> [The problem] Identify and reproduce every line holding the string "Stereo".

> [Supplied entries]

--- START ---

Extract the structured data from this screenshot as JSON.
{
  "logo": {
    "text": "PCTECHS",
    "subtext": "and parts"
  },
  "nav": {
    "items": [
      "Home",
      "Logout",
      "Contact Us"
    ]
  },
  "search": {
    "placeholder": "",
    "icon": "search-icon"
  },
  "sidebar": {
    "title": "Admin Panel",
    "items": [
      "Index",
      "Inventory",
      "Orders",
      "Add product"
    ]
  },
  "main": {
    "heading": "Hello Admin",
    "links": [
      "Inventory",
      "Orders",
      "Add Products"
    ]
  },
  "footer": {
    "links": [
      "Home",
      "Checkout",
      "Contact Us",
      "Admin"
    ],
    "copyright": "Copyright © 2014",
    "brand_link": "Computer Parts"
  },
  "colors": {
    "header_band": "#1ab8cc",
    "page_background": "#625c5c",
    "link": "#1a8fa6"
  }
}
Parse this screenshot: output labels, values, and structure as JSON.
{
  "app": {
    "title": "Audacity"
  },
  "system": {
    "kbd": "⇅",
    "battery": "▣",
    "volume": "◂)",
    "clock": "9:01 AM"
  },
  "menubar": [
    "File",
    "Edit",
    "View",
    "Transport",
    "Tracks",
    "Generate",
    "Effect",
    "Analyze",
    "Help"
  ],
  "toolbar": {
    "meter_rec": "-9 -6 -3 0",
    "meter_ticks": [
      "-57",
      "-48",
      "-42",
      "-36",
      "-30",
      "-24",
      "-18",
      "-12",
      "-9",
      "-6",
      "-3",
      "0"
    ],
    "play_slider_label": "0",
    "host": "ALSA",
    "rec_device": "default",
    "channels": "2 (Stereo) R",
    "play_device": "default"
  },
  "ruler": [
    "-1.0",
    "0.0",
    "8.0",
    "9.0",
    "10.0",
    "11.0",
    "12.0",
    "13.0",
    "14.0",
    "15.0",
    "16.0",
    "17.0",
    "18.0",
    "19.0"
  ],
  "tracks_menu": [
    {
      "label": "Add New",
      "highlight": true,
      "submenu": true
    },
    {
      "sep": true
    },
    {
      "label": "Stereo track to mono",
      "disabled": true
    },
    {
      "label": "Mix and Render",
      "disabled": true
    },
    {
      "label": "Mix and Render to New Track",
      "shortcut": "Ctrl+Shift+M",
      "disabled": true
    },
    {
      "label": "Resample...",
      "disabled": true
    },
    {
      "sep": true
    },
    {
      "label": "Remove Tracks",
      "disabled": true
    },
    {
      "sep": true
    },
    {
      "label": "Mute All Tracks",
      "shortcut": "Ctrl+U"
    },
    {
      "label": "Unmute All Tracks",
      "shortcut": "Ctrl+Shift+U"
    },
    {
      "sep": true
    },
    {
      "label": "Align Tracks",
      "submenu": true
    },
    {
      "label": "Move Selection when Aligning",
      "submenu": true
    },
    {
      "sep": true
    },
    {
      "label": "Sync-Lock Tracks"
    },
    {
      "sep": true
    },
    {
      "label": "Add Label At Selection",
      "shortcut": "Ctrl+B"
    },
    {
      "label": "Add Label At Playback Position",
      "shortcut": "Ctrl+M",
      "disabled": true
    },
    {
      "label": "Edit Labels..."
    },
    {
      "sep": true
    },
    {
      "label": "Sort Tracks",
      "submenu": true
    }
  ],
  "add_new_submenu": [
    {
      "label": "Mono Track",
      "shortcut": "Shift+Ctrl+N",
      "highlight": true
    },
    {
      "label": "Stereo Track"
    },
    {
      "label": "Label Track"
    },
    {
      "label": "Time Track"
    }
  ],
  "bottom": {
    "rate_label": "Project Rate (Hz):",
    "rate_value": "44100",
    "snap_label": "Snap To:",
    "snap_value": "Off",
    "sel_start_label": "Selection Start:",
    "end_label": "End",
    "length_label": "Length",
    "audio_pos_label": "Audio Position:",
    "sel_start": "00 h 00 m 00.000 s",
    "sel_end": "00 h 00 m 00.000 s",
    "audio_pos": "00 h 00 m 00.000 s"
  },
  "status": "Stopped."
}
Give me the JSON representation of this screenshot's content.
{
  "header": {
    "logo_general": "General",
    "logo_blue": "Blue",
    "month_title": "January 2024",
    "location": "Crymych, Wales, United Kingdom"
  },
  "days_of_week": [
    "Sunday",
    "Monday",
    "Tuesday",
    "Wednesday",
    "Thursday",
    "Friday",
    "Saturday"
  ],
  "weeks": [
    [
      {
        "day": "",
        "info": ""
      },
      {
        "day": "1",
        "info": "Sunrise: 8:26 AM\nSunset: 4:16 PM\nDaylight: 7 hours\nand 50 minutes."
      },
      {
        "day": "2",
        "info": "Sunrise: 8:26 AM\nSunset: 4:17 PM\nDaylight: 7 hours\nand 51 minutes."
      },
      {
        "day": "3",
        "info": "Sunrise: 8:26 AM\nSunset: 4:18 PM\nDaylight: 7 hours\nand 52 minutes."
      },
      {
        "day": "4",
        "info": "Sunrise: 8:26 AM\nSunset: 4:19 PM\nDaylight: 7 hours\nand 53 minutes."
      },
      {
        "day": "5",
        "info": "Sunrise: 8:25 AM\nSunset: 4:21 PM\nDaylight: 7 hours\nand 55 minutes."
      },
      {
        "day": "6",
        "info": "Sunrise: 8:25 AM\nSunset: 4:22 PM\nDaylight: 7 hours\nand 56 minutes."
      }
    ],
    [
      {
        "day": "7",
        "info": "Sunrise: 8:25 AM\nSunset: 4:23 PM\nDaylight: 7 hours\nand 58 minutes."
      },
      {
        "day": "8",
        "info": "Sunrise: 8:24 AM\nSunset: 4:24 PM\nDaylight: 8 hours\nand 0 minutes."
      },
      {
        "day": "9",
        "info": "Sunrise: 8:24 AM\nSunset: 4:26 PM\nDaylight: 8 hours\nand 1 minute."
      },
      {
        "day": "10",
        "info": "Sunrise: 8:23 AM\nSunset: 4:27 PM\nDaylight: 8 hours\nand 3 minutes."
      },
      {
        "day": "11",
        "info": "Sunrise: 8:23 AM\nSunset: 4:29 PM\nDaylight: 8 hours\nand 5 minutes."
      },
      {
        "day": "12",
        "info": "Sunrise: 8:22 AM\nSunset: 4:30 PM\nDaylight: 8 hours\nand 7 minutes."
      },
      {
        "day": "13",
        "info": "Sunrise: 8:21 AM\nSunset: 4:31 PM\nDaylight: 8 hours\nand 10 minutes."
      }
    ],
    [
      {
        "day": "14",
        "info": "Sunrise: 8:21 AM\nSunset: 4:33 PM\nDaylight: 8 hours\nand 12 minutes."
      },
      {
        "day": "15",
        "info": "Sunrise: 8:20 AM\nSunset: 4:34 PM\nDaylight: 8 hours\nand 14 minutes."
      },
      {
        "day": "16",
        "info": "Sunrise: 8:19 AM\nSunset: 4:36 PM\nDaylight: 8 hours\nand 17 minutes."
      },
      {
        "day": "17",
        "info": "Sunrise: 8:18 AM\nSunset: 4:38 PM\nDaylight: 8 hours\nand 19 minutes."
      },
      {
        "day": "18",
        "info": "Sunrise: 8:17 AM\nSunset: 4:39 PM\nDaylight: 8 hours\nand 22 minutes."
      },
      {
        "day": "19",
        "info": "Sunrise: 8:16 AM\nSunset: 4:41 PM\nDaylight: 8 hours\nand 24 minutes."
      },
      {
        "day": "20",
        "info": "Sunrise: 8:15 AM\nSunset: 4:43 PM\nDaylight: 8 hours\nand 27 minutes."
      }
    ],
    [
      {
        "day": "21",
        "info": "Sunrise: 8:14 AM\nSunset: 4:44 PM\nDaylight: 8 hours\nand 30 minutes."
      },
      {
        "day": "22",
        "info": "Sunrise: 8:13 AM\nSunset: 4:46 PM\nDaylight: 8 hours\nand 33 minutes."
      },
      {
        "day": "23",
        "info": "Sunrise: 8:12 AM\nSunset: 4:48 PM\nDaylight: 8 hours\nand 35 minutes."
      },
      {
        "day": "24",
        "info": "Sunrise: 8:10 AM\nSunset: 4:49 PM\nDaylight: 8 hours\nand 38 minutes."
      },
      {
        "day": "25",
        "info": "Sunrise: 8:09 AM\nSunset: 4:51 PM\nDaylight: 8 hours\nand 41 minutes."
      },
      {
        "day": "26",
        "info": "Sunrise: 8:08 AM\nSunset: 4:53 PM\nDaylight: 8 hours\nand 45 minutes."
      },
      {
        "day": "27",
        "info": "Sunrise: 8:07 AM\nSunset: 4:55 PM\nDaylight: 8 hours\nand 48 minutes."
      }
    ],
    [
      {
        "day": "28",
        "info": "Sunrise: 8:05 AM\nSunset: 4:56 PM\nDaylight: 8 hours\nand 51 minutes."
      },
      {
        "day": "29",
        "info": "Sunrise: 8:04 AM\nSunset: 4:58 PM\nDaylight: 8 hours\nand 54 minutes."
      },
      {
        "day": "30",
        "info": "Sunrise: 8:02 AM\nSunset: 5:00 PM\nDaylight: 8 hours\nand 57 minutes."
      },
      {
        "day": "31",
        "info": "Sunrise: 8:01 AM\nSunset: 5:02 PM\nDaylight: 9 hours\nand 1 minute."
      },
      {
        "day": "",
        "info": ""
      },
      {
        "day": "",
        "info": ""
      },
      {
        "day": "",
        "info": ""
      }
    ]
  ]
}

--- END ---

> [Answer to this exercise]
    "channels": "2 (Stereo) R",
      "label": "Stereo track to mono",
      "label": "Stereo Track"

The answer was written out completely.